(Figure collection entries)
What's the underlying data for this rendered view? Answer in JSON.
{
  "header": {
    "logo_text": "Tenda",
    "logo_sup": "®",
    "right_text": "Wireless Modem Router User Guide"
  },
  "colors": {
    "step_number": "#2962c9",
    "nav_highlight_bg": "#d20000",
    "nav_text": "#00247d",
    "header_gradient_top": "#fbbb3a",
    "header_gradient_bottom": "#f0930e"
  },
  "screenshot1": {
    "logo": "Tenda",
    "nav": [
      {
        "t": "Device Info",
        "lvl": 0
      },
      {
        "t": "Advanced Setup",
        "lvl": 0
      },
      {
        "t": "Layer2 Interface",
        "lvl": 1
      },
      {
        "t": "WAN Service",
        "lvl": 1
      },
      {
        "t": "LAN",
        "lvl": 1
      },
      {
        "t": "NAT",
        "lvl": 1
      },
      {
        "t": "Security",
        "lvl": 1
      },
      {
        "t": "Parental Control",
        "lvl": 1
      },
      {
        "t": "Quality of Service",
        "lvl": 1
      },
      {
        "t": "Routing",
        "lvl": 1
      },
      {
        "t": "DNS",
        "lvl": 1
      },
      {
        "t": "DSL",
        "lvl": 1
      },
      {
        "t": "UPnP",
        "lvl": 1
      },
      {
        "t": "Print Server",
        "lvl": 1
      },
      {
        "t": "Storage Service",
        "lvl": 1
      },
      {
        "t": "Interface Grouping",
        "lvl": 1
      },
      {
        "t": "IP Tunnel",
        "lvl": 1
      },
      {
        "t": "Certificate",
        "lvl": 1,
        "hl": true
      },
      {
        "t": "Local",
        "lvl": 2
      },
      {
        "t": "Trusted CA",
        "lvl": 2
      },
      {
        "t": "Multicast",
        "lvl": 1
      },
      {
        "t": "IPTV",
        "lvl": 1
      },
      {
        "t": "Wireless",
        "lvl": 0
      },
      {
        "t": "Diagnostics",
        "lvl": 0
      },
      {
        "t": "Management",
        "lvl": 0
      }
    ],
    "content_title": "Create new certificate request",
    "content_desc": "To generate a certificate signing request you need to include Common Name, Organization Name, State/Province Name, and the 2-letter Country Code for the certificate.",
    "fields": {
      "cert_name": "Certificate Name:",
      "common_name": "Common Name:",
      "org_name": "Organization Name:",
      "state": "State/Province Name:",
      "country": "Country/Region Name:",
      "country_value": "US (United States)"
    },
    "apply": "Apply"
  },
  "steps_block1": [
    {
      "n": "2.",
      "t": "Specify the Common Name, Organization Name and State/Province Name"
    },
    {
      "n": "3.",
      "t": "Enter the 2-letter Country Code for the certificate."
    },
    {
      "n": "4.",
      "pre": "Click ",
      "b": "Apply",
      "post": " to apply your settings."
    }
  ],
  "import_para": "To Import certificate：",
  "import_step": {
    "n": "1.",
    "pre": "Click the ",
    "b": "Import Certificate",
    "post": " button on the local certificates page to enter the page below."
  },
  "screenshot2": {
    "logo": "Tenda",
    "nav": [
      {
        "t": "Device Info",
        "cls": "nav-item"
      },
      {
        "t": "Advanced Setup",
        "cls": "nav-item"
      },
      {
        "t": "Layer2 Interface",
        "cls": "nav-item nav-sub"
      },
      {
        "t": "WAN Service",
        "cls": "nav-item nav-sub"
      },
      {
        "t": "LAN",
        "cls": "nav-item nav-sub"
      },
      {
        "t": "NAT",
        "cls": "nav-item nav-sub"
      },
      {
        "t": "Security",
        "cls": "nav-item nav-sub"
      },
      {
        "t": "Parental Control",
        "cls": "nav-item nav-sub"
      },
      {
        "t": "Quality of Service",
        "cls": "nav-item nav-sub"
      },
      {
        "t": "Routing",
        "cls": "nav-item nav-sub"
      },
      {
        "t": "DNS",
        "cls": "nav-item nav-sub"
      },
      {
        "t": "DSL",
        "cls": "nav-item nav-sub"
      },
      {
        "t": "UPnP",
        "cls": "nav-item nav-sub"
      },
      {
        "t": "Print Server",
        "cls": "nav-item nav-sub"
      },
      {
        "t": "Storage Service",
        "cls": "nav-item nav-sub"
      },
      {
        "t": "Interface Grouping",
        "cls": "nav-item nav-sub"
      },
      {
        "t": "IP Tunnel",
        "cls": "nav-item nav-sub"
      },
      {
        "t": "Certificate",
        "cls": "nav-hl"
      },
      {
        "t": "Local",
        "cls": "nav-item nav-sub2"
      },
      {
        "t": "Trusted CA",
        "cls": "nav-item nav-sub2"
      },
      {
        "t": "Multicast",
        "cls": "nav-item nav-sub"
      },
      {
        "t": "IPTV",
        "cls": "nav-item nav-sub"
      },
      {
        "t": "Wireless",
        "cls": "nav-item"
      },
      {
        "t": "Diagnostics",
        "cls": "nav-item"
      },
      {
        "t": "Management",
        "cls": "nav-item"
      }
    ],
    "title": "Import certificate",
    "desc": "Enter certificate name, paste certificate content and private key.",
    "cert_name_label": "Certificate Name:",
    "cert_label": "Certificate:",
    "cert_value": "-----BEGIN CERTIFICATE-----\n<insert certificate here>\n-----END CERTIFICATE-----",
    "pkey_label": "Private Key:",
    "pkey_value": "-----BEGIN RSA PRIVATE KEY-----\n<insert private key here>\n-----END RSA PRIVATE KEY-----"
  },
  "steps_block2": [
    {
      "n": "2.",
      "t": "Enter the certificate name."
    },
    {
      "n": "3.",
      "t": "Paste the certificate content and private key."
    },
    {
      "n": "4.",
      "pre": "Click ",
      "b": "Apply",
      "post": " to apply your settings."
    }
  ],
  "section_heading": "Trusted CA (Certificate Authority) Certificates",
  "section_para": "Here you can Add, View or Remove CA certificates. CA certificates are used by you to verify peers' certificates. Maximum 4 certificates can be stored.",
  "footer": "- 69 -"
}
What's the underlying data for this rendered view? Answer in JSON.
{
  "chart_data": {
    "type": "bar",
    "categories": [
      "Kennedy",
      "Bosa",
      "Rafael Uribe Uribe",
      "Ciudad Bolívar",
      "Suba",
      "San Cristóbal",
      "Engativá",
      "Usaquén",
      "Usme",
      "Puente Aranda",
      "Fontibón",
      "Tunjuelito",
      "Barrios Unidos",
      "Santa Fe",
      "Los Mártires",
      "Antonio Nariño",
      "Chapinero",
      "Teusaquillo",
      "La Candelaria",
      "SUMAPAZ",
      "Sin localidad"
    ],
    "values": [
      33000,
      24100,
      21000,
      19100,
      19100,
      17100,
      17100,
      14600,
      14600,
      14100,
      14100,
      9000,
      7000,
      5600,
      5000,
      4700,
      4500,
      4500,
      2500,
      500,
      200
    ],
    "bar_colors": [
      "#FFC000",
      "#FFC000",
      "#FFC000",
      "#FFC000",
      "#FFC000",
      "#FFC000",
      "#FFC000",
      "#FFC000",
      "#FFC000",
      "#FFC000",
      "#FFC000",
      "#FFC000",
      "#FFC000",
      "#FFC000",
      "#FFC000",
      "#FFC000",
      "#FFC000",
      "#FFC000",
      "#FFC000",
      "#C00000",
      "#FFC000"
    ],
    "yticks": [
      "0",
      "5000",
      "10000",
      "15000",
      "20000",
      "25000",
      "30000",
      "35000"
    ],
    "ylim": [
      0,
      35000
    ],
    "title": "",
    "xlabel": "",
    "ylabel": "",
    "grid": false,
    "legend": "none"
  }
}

What to work on:
State how many lines of the listing above hold the word "letter", with nothing but the number.

Output of the task:
2